**PROBLEM TO WORK ON**
Return the number of lines that contain the word "Deduction", and return nothing else.

**SUPPLIED DATA**
++++++++++

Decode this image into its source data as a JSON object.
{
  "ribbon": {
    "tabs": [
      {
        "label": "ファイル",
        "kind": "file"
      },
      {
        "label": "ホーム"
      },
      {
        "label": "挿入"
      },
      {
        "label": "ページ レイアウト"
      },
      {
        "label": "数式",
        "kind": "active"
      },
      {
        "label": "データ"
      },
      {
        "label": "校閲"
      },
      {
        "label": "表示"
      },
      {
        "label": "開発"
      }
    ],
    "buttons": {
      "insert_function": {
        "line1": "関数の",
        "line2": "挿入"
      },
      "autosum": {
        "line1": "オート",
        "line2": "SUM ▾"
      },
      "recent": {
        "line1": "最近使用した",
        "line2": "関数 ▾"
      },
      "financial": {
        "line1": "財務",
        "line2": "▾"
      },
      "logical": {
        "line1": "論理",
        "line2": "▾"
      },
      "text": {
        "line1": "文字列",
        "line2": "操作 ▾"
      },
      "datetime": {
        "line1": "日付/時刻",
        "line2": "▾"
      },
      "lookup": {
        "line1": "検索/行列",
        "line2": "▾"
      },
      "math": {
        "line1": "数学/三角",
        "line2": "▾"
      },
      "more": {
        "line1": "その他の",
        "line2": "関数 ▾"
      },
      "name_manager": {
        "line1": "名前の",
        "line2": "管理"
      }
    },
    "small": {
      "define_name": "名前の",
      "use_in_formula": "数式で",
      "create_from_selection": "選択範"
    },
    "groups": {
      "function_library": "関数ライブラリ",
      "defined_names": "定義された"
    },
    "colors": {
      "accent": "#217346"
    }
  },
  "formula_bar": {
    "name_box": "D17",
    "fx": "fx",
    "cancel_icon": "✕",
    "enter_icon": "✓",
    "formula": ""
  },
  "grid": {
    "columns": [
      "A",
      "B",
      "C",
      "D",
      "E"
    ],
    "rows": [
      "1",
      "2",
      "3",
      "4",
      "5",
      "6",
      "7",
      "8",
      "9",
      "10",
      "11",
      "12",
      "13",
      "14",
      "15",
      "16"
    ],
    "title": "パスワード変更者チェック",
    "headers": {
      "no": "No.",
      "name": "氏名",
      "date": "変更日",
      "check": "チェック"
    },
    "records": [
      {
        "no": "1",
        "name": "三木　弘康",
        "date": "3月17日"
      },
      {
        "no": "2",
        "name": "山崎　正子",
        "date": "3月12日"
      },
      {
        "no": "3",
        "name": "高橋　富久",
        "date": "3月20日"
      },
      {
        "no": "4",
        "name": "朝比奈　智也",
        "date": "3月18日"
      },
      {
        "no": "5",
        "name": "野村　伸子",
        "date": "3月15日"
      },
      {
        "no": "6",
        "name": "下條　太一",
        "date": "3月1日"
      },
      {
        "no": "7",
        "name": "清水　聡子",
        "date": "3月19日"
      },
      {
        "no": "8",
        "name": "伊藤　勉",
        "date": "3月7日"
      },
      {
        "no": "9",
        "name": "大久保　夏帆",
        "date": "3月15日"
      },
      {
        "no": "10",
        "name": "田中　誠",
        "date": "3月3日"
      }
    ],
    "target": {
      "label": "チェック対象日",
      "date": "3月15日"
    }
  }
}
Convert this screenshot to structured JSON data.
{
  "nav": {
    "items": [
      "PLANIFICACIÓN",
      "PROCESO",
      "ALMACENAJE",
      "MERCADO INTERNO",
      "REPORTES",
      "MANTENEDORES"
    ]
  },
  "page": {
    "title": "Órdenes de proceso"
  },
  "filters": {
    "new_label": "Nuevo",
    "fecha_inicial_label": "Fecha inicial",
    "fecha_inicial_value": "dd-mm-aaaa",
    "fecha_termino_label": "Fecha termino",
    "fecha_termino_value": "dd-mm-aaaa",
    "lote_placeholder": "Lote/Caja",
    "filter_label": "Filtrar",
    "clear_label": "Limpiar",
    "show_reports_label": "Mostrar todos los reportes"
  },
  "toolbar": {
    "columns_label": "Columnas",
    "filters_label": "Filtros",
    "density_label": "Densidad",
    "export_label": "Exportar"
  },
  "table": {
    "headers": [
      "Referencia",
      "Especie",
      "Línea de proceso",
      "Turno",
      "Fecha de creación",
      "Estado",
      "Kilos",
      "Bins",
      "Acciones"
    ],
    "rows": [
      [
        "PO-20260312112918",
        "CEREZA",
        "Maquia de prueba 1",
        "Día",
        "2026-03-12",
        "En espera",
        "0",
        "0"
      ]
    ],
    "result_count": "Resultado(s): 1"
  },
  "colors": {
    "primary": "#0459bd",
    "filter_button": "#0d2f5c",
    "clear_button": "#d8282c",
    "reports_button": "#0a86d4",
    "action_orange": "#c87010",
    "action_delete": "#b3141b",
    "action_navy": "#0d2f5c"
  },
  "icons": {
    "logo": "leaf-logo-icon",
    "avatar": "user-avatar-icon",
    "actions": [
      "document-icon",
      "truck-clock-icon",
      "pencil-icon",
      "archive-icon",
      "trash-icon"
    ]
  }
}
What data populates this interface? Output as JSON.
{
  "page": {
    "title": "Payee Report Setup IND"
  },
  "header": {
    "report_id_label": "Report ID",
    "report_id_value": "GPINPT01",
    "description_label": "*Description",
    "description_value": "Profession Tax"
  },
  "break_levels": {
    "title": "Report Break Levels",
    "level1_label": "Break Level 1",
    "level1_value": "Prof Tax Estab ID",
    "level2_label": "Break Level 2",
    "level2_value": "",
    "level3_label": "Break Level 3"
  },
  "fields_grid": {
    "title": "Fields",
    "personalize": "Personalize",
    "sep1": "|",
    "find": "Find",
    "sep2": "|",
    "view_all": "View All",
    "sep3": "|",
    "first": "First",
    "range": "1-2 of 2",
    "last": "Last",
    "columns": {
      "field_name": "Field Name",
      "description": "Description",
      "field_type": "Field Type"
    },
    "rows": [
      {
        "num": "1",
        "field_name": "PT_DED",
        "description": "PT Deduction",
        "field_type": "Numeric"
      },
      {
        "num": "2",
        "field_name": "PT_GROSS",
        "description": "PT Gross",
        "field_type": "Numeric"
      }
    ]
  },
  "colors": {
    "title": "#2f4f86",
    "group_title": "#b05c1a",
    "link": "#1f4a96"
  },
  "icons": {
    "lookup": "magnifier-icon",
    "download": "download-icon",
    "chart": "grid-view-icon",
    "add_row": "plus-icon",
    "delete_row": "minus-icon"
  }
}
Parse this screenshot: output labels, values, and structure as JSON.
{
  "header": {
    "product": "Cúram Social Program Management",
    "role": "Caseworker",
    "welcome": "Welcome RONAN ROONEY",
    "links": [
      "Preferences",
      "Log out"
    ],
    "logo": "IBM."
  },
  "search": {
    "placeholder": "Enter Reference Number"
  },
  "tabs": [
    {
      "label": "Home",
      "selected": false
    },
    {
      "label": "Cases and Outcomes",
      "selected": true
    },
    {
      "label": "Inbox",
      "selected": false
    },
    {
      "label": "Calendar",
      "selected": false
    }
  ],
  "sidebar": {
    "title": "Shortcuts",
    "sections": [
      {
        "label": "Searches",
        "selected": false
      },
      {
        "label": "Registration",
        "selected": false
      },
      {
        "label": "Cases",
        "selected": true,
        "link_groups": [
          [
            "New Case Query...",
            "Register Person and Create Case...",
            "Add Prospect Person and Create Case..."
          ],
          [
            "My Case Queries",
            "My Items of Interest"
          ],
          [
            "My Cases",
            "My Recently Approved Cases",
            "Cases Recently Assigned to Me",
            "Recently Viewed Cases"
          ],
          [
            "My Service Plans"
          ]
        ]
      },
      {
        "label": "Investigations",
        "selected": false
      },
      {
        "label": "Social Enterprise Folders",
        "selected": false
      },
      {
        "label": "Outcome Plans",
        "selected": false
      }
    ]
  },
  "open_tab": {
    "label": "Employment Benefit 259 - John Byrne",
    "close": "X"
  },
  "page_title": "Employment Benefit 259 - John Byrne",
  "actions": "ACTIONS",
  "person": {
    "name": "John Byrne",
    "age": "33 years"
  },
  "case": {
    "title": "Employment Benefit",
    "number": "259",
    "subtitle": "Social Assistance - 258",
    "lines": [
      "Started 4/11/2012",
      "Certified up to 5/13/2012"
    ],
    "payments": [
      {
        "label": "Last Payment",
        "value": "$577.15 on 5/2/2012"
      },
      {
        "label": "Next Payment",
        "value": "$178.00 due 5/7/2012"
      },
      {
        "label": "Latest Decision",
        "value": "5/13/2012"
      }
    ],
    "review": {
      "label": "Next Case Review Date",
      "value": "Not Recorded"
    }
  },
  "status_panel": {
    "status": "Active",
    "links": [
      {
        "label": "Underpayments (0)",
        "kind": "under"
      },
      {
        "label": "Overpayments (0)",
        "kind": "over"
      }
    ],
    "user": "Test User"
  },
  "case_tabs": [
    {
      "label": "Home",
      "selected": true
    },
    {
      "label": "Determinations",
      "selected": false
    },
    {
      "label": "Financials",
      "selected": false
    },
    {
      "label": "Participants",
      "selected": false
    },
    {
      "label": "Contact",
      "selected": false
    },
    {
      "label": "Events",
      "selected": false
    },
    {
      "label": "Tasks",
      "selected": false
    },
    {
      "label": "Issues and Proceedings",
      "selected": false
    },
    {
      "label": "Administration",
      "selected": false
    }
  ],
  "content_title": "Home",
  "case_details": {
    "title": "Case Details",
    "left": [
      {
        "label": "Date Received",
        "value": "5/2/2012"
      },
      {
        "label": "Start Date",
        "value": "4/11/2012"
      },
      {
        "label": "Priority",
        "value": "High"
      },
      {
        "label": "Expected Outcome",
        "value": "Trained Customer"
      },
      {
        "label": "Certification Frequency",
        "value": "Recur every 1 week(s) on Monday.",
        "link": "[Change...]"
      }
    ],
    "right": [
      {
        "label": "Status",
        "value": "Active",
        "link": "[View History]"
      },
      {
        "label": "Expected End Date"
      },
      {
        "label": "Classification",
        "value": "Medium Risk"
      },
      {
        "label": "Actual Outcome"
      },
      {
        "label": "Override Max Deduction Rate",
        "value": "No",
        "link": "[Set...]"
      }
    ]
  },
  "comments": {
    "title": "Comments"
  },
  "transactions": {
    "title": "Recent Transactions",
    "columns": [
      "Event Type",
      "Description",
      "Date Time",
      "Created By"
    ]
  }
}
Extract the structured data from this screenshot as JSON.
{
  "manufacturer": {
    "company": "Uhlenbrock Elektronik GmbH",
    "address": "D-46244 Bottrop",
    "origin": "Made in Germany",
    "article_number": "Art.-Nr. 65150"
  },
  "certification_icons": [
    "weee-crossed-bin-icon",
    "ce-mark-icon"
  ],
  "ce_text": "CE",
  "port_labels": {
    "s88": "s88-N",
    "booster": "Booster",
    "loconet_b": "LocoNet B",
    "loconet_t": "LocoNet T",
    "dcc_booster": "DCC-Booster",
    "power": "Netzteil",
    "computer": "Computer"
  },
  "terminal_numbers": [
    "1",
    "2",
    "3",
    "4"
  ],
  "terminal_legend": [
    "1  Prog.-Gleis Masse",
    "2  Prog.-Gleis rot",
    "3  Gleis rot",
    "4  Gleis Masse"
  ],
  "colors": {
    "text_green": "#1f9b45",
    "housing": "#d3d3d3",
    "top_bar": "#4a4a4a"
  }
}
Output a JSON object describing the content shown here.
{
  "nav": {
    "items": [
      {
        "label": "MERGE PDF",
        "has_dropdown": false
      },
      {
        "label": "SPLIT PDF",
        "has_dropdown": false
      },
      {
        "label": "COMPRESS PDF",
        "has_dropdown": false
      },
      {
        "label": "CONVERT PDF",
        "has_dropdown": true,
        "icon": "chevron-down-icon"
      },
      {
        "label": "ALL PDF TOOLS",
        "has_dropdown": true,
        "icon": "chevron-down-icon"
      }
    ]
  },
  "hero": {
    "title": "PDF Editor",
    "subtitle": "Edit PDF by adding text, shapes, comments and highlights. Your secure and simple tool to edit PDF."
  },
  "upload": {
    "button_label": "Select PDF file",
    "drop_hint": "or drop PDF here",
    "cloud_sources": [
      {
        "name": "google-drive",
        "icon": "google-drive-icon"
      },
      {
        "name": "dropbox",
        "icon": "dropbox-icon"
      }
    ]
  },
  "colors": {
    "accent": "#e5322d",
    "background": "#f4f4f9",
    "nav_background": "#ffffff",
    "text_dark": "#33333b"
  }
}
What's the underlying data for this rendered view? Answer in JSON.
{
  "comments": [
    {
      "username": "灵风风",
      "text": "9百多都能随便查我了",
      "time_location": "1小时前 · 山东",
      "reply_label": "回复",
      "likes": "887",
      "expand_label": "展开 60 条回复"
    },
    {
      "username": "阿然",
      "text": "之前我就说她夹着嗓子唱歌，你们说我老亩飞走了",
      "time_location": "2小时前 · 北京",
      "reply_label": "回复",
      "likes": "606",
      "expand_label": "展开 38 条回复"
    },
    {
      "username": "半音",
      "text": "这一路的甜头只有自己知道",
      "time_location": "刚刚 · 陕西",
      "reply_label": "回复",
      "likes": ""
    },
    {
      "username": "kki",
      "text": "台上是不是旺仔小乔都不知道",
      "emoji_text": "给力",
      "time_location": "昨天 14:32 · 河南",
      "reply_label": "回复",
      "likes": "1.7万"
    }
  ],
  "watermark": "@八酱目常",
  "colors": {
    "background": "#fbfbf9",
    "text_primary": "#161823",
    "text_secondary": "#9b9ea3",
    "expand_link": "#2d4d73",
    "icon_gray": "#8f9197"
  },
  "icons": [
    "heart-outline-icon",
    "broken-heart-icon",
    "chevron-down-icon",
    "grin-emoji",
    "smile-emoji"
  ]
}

++++++++++

**ANSWER TO THE EXERCISE**
2